> **Exercise brief**: Bring together all lines of the material below that contain the string "Podróże".
▼
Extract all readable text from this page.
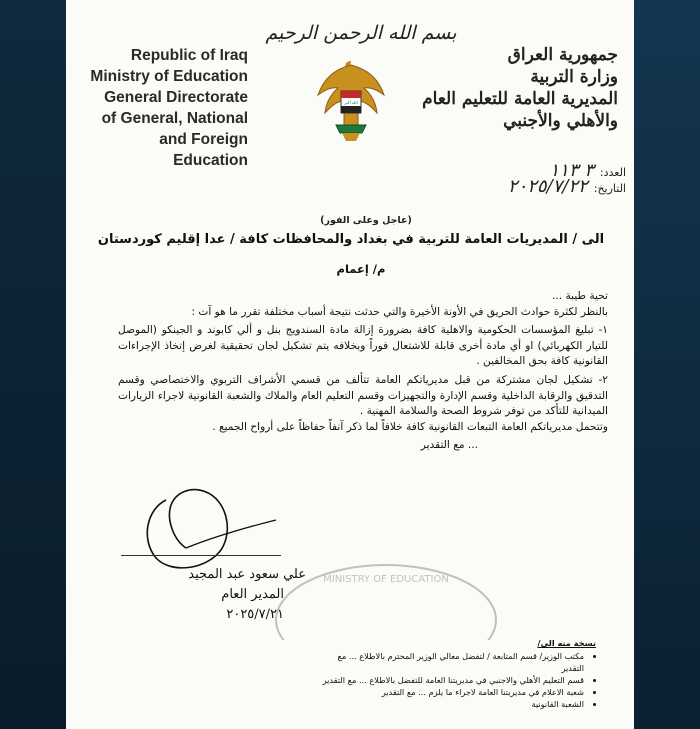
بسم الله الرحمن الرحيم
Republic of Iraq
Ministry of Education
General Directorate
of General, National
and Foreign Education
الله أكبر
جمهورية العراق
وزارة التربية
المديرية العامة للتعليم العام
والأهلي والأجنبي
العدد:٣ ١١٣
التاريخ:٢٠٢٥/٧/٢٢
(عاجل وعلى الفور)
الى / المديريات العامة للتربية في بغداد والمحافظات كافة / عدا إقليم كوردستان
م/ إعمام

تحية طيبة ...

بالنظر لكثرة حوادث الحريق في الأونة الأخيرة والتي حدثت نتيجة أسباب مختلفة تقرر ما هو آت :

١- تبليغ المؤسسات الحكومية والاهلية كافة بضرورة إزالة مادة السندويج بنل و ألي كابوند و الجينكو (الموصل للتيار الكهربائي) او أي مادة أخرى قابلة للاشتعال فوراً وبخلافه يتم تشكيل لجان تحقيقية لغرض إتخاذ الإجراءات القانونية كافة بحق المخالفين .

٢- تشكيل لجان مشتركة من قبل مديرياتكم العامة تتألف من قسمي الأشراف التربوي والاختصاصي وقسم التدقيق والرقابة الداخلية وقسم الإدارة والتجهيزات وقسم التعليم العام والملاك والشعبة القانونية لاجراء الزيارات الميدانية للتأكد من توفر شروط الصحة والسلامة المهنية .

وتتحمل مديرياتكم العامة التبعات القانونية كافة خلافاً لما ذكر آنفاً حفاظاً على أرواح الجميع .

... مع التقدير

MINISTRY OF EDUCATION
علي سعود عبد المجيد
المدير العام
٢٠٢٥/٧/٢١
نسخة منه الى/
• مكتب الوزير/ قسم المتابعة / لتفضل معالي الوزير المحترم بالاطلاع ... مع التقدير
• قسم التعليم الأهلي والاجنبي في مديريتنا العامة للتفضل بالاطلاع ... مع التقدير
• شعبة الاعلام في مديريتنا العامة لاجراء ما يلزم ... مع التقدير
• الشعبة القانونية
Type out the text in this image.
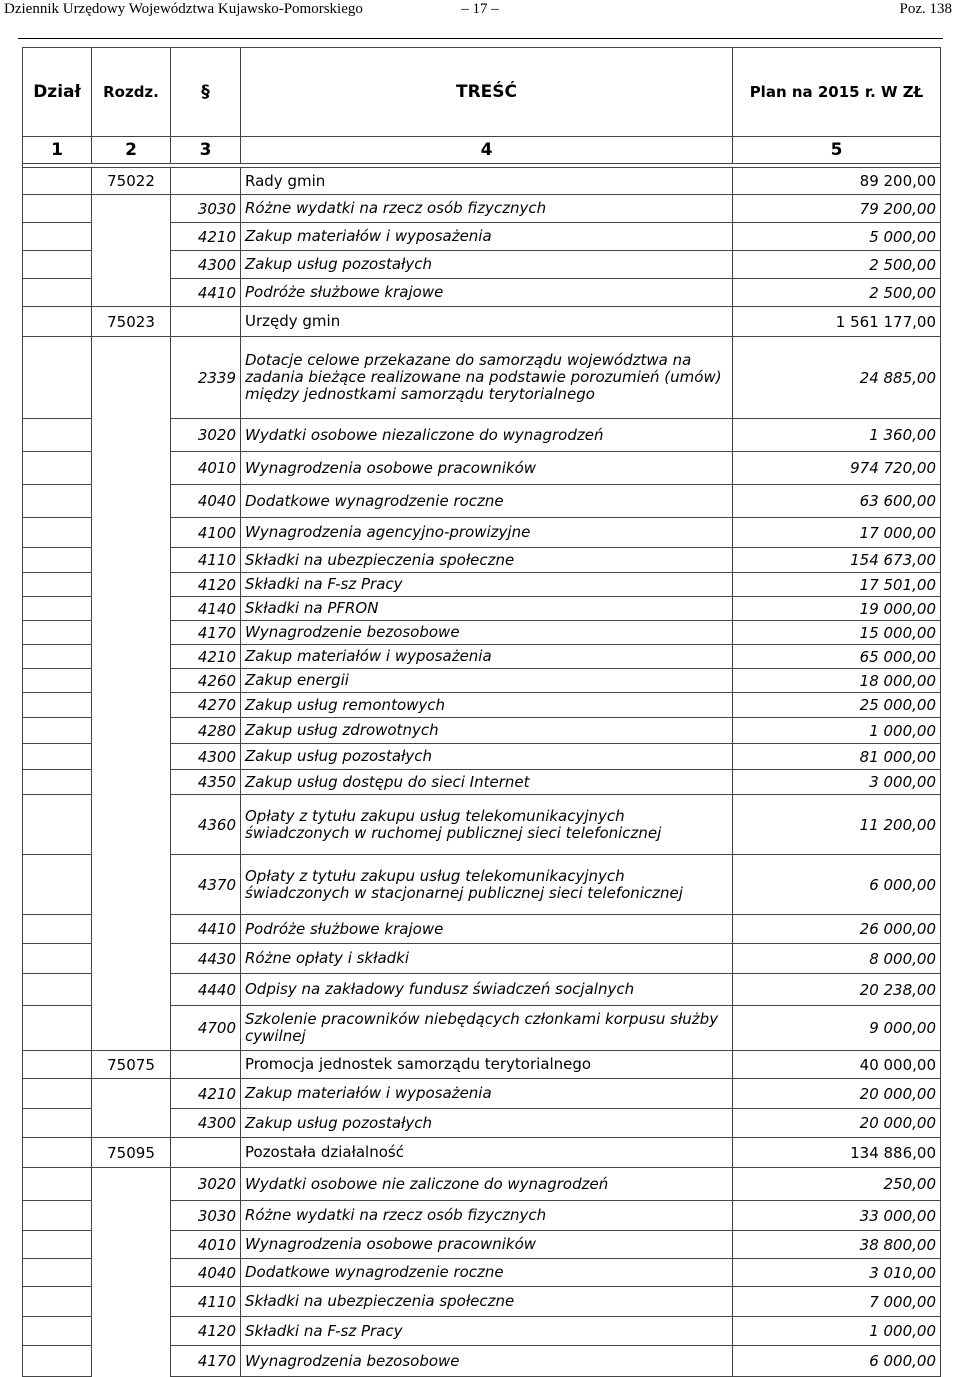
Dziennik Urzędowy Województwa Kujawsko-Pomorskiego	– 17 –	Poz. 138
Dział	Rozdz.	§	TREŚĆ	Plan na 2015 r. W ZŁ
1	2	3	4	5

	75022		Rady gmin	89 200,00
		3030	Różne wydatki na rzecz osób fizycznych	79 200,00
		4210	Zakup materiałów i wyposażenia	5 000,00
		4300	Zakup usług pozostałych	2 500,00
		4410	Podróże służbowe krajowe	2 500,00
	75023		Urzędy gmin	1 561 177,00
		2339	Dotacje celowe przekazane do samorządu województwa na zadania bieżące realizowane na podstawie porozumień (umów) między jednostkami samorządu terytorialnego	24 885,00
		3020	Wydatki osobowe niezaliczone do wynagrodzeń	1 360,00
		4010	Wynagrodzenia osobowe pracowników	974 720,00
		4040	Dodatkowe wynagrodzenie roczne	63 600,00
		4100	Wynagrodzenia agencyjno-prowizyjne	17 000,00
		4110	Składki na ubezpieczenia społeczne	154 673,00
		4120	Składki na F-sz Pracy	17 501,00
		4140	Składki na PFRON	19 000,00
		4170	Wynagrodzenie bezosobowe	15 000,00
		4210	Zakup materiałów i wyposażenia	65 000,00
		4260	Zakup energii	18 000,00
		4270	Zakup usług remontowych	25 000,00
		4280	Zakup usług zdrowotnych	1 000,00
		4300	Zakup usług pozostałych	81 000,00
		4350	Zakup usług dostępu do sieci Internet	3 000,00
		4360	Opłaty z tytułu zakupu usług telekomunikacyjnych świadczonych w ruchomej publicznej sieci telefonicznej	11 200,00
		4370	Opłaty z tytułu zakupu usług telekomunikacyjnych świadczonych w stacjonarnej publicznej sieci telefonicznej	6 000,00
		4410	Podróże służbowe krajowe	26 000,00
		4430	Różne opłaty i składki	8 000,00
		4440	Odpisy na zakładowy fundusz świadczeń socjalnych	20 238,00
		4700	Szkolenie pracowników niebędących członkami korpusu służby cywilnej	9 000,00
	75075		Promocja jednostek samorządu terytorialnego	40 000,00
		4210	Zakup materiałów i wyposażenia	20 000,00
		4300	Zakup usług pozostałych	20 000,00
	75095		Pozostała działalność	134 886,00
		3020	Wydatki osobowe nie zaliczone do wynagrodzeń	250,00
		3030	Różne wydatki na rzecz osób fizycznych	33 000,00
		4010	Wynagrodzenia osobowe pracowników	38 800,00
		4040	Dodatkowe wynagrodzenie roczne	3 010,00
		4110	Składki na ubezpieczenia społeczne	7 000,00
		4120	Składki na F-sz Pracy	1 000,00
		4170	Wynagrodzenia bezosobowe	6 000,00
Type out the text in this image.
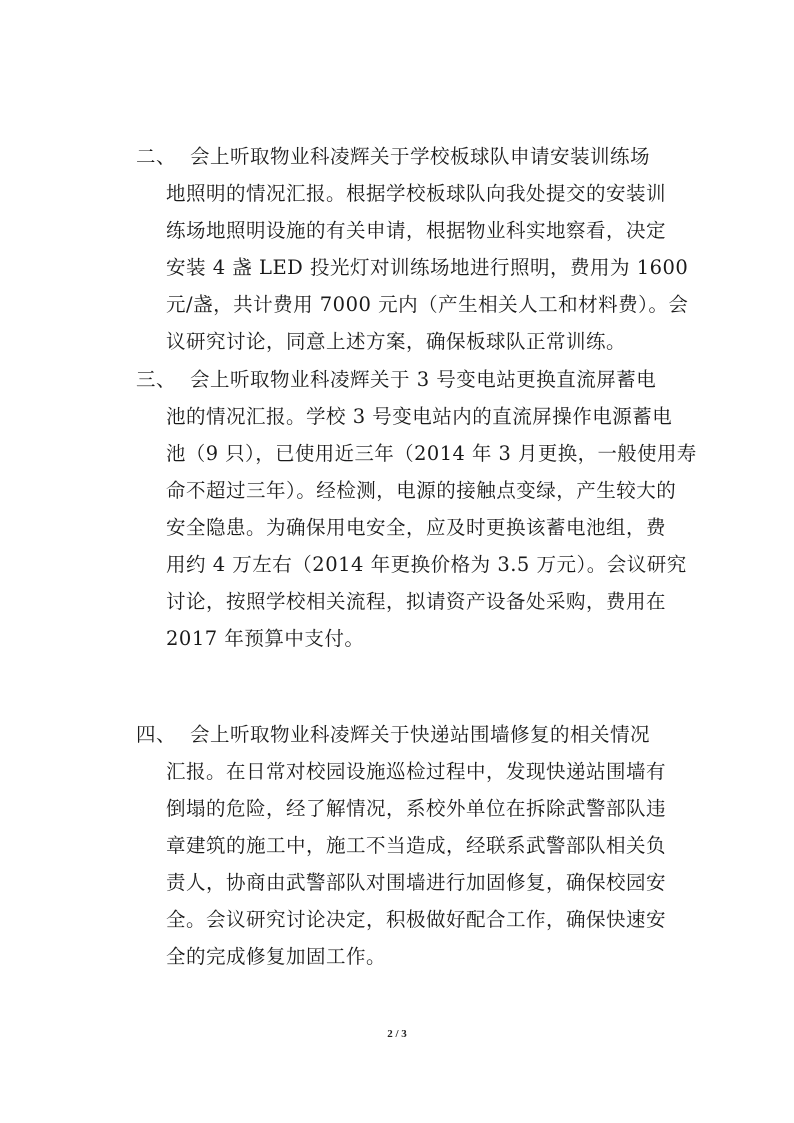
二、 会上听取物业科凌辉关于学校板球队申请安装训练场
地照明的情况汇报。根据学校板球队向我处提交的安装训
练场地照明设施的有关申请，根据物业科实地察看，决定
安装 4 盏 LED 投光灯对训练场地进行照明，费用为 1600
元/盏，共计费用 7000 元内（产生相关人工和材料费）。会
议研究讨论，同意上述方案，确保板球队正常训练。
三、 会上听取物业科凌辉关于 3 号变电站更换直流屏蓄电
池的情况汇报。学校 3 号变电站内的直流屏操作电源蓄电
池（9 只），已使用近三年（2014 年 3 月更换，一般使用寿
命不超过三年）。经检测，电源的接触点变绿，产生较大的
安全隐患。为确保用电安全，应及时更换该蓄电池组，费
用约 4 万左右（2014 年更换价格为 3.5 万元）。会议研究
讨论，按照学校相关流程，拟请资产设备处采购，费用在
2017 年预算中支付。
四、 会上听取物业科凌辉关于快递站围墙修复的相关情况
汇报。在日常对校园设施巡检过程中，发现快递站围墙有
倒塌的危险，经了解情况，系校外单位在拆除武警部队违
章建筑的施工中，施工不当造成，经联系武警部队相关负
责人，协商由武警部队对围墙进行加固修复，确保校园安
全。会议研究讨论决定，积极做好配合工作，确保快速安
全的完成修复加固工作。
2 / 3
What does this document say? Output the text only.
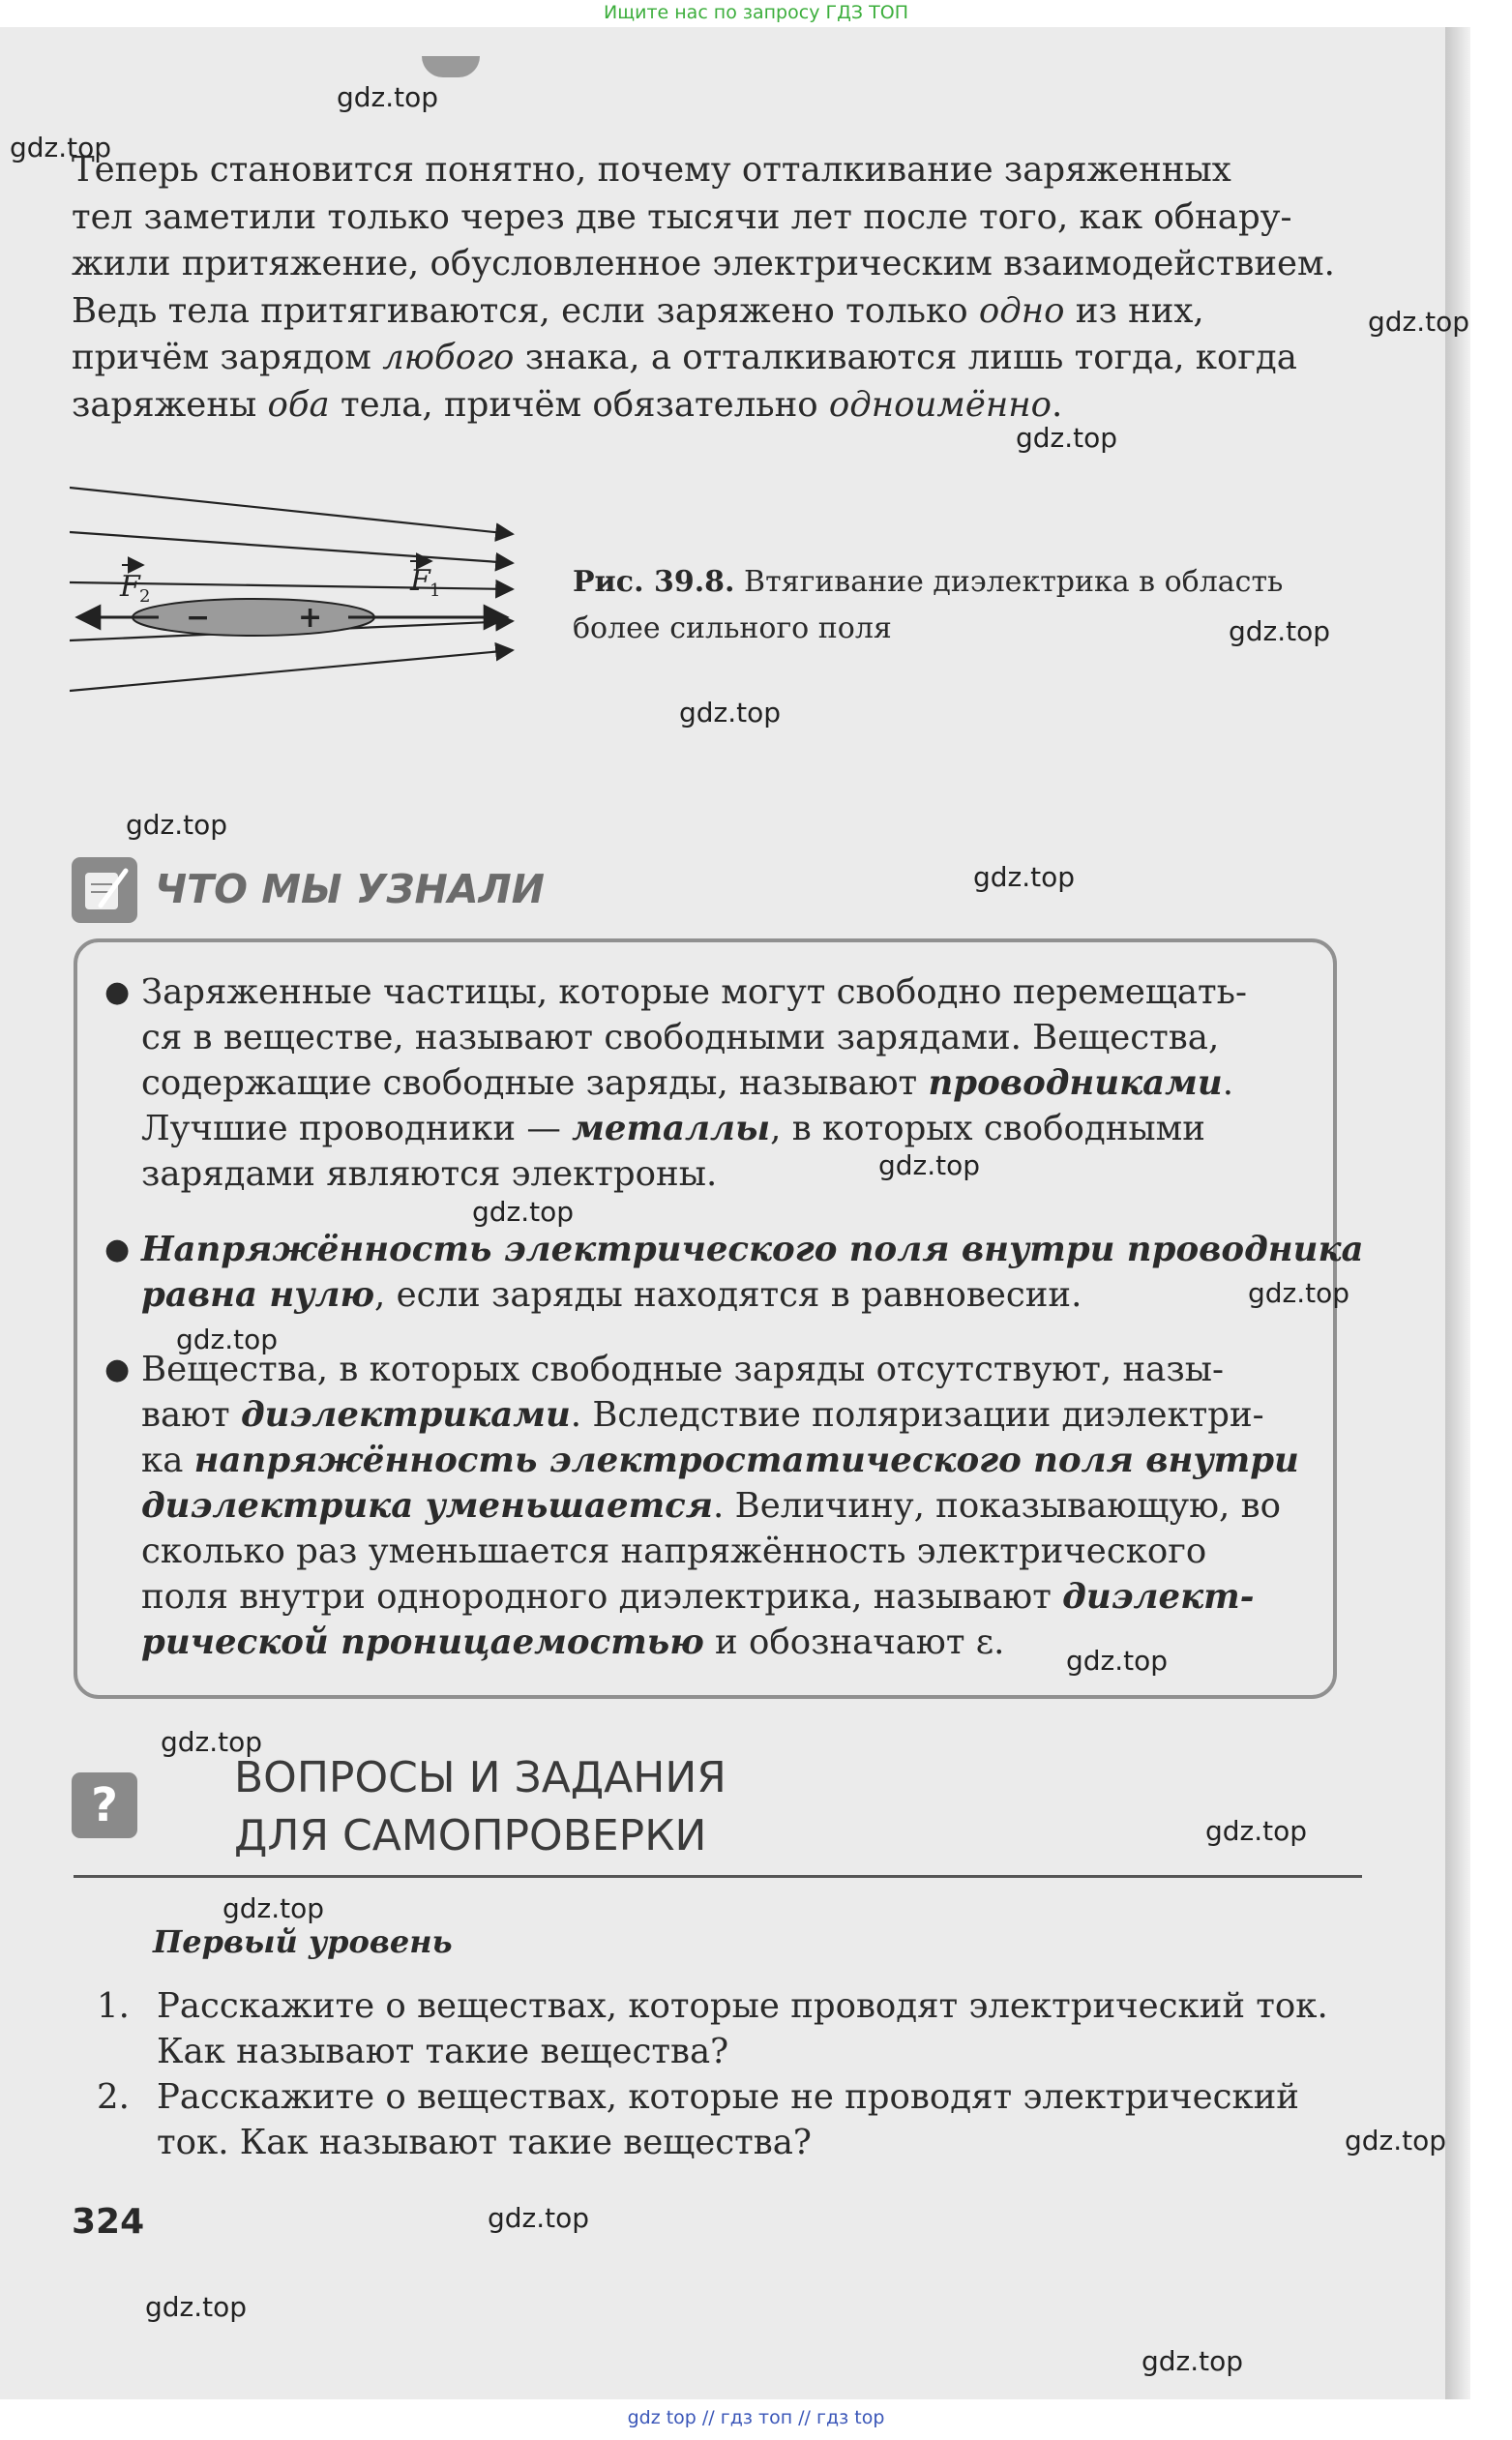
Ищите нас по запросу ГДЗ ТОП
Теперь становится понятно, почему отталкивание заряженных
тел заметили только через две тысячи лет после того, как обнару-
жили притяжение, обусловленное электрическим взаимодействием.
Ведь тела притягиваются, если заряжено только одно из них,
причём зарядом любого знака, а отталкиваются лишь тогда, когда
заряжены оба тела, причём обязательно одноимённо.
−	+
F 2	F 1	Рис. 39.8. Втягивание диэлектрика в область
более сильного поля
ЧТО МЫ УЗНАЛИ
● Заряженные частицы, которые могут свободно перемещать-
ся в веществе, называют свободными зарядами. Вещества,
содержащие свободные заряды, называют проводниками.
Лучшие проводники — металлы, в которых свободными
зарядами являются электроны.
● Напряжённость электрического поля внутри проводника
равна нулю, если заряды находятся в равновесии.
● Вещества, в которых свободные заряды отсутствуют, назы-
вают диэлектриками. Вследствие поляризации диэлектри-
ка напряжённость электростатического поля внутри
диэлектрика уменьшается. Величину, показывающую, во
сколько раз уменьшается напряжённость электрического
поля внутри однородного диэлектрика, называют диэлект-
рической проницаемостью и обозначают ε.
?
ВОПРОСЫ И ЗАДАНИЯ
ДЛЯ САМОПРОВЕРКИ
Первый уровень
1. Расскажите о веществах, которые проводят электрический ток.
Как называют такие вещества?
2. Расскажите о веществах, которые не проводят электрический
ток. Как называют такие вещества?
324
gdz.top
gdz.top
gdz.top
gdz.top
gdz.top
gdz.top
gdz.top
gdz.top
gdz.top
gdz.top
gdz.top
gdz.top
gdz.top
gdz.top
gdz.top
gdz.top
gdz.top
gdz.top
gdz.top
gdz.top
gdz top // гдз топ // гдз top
▲
> **Right answer**:
		4410	Podróże służbowe krajowe	2 500,00
		4410	Podróże służbowe krajowe	26 000,00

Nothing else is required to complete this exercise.